(Extracts from a graphics dataset)
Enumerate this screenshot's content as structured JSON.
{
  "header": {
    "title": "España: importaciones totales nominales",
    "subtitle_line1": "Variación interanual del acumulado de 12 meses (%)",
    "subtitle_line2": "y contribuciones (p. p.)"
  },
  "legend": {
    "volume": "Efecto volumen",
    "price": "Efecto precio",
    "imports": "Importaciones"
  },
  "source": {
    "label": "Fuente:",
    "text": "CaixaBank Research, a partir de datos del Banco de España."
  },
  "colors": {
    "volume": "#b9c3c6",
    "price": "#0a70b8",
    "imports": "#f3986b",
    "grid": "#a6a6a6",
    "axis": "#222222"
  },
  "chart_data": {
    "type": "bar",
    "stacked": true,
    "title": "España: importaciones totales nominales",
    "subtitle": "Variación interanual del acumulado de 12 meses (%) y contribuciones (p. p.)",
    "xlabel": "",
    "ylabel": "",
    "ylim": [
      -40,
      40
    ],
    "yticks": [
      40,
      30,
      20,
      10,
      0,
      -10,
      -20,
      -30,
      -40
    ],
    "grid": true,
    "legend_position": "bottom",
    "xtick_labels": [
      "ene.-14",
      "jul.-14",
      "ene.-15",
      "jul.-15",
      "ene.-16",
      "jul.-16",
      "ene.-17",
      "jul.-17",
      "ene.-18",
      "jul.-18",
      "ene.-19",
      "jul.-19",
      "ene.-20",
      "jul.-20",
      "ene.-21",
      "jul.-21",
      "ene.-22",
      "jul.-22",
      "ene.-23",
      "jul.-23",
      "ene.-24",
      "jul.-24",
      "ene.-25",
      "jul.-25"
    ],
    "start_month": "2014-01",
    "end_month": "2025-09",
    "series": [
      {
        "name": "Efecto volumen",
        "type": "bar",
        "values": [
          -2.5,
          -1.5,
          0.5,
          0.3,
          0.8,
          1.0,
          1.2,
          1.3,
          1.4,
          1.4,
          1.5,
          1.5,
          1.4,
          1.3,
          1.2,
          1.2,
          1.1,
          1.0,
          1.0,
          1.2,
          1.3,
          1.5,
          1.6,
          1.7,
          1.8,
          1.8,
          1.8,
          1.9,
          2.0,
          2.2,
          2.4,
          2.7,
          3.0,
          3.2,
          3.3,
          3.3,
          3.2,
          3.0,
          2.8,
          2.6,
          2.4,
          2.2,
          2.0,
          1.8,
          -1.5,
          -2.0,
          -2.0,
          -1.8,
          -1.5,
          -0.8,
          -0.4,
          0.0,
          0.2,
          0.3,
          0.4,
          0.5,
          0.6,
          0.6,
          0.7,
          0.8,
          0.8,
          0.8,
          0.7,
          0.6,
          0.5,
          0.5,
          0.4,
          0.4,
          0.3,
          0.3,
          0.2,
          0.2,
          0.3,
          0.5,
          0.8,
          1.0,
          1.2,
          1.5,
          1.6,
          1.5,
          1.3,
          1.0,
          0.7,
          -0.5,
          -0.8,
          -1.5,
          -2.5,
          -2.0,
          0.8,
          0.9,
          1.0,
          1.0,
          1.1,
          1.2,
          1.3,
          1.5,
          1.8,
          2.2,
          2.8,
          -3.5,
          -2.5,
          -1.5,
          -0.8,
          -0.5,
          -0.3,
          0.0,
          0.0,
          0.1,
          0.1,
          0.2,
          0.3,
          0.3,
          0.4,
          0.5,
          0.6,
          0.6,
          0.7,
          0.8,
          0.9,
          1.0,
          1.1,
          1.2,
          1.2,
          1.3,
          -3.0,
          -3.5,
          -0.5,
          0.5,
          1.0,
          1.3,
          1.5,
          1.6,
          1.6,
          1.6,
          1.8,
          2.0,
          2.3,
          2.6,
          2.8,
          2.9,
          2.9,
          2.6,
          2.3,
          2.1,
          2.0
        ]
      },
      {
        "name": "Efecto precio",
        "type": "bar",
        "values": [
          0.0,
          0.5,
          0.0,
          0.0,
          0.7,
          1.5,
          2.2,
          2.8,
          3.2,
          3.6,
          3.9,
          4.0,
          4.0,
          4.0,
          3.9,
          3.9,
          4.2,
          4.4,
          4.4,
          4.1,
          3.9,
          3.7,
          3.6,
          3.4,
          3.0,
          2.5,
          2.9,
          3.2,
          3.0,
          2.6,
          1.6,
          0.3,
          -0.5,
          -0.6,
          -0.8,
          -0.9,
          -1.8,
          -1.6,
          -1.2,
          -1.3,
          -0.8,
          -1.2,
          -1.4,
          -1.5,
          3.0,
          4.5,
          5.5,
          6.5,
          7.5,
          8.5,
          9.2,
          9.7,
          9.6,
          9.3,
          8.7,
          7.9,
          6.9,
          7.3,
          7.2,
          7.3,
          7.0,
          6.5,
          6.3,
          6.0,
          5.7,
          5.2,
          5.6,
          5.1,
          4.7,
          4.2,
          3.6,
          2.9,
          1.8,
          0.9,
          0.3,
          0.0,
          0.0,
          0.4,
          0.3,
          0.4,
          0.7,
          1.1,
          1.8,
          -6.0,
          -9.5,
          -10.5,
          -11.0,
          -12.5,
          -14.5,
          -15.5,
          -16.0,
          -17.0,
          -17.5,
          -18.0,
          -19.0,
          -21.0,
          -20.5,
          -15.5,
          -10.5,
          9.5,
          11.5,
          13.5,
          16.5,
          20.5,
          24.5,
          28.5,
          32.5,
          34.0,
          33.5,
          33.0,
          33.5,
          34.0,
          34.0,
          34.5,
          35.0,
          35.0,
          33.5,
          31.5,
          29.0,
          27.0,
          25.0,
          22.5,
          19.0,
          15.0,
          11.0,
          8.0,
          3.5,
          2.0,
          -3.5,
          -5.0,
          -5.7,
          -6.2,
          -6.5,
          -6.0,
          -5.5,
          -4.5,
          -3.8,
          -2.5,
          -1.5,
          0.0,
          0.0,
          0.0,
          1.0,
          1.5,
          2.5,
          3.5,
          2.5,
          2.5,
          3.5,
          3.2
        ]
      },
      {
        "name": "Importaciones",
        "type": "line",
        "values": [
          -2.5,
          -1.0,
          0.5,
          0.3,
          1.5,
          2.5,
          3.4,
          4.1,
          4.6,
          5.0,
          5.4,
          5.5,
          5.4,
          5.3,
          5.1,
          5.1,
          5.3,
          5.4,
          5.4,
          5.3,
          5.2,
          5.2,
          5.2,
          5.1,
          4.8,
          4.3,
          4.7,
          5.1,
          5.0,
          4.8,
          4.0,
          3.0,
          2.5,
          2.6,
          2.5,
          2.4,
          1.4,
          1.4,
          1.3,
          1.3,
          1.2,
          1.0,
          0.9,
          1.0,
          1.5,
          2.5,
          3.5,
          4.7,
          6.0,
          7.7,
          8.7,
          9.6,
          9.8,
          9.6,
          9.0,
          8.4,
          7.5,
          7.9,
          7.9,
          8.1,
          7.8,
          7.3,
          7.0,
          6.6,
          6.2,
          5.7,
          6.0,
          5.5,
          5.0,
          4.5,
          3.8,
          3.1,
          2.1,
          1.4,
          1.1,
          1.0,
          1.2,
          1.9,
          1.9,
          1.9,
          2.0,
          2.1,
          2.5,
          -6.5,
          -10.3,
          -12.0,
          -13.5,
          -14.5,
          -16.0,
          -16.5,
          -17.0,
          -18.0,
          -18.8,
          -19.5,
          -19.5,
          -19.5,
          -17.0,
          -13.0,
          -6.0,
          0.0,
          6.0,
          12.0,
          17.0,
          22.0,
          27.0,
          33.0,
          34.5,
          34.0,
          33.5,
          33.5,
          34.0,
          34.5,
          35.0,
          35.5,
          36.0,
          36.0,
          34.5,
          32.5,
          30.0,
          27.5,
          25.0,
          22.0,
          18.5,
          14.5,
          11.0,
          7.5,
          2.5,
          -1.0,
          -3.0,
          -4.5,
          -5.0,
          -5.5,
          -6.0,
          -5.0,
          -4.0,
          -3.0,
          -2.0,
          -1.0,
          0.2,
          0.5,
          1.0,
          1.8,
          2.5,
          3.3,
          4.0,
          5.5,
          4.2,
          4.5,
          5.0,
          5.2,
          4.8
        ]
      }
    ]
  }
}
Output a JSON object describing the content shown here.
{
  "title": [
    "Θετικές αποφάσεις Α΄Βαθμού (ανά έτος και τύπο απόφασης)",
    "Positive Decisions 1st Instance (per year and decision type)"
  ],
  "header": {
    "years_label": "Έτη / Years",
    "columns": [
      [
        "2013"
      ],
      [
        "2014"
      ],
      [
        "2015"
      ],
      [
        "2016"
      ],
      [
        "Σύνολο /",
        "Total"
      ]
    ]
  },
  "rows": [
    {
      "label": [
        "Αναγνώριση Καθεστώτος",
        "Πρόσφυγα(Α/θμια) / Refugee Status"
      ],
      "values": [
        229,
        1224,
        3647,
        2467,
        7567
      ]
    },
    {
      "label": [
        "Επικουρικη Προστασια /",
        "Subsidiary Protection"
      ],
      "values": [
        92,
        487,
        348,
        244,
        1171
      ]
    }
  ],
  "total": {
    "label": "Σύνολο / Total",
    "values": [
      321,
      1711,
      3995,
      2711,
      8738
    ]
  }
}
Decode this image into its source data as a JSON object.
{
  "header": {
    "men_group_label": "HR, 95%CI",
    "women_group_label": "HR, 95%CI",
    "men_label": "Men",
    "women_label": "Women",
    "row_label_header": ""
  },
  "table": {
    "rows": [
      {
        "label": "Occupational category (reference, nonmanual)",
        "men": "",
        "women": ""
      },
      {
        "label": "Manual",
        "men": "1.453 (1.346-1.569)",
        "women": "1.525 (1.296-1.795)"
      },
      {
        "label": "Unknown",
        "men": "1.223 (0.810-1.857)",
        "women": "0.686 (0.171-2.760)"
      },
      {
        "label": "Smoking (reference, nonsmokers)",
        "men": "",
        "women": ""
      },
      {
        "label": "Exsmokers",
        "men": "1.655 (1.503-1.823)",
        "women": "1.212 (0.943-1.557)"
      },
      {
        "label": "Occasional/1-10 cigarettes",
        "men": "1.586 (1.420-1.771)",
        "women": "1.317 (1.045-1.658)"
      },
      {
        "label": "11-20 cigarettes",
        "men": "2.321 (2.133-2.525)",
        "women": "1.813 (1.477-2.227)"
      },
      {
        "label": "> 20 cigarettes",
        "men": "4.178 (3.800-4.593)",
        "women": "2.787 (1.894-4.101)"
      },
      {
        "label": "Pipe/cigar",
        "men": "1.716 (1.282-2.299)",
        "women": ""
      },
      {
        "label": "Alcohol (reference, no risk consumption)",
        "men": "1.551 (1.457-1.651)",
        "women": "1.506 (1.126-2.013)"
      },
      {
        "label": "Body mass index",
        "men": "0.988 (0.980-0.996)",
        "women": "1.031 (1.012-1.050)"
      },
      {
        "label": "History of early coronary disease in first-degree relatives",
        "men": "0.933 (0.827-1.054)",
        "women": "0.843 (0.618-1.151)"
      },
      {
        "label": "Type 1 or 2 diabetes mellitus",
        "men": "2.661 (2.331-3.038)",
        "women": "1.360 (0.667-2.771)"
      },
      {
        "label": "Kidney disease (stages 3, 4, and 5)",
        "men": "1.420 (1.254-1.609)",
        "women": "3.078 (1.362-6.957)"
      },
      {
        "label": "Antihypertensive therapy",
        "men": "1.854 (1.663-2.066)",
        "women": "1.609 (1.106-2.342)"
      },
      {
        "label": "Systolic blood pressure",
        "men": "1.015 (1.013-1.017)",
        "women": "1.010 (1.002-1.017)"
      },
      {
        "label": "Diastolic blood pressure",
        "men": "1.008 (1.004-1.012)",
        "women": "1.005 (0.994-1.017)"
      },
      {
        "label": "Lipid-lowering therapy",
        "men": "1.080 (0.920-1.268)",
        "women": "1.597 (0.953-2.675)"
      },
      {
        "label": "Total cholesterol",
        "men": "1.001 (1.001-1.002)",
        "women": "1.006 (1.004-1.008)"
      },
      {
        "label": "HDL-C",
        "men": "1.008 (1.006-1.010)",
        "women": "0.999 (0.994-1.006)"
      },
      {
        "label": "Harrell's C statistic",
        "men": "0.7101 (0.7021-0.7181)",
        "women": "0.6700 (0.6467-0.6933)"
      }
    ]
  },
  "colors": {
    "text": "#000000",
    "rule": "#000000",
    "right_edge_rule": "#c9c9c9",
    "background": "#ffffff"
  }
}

(Exercise instructions) Give nothing but the number of lines containing the string "JSON".

(Final answer) 3